• Extracted data:

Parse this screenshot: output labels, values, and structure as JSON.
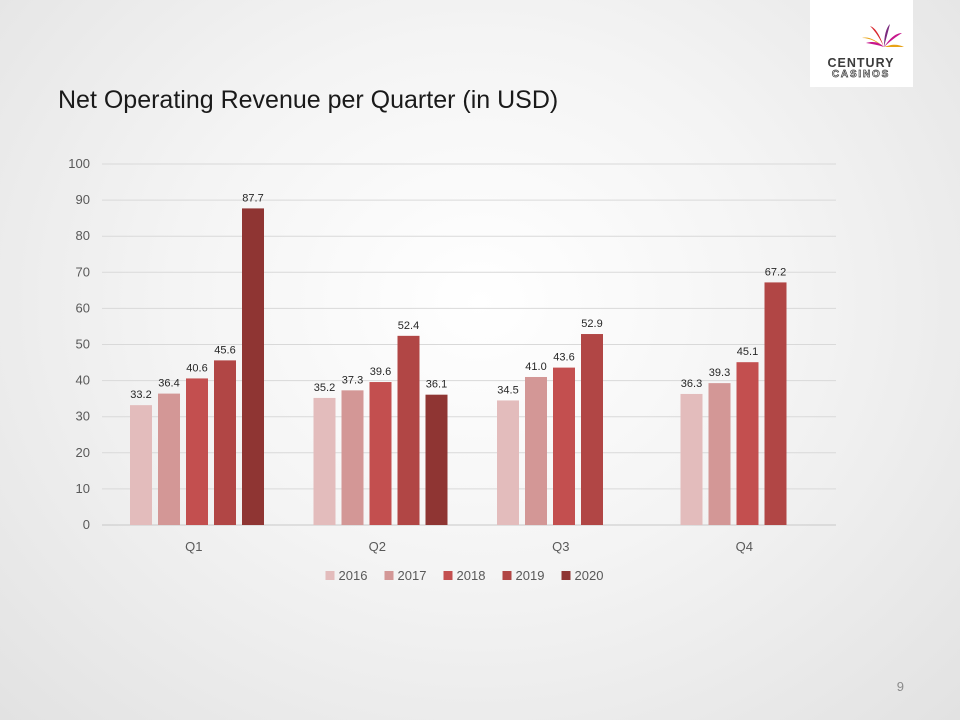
{
  "slide": {
    "title": "Net Operating Revenue per Quarter (in USD)",
    "page_number": "9"
  },
  "logo": {
    "line1": "CENTURY",
    "line2": "CASINOS",
    "colors": [
      "#e8a317",
      "#d9262e",
      "#7a2a7e",
      "#c7168c"
    ]
  },
  "chart_data": {
    "type": "bar",
    "title": "",
    "xlabel": "",
    "ylabel": "",
    "categories": [
      "Q1",
      "Q2",
      "Q3",
      "Q4"
    ],
    "series": [
      {
        "name": "2016",
        "color": "#e3bcbc",
        "values": [
          33.2,
          35.2,
          34.5,
          36.3
        ]
      },
      {
        "name": "2017",
        "color": "#d39796",
        "values": [
          36.4,
          37.3,
          41.0,
          39.3
        ]
      },
      {
        "name": "2018",
        "color": "#c34f4f",
        "values": [
          40.6,
          39.6,
          43.6,
          45.1
        ]
      },
      {
        "name": "2019",
        "color": "#b14645",
        "values": [
          45.6,
          52.4,
          52.9,
          67.2
        ]
      },
      {
        "name": "2020",
        "color": "#8f3533",
        "values": [
          87.7,
          36.1,
          null,
          null
        ]
      }
    ],
    "ylim": [
      0,
      100
    ],
    "yticks": [
      0,
      10,
      20,
      30,
      40,
      50,
      60,
      70,
      80,
      90,
      100
    ],
    "grid": true,
    "legend": "bottom",
    "data_labels": true,
    "value_format": "0.0"
  }
}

• Problem description: Which lines include "name"? Copy each of them out.

• Correct response:
        "name": "2016",
        "name": "2017",
        "name": "2018",
        "name": "2019",
        "name": "2020",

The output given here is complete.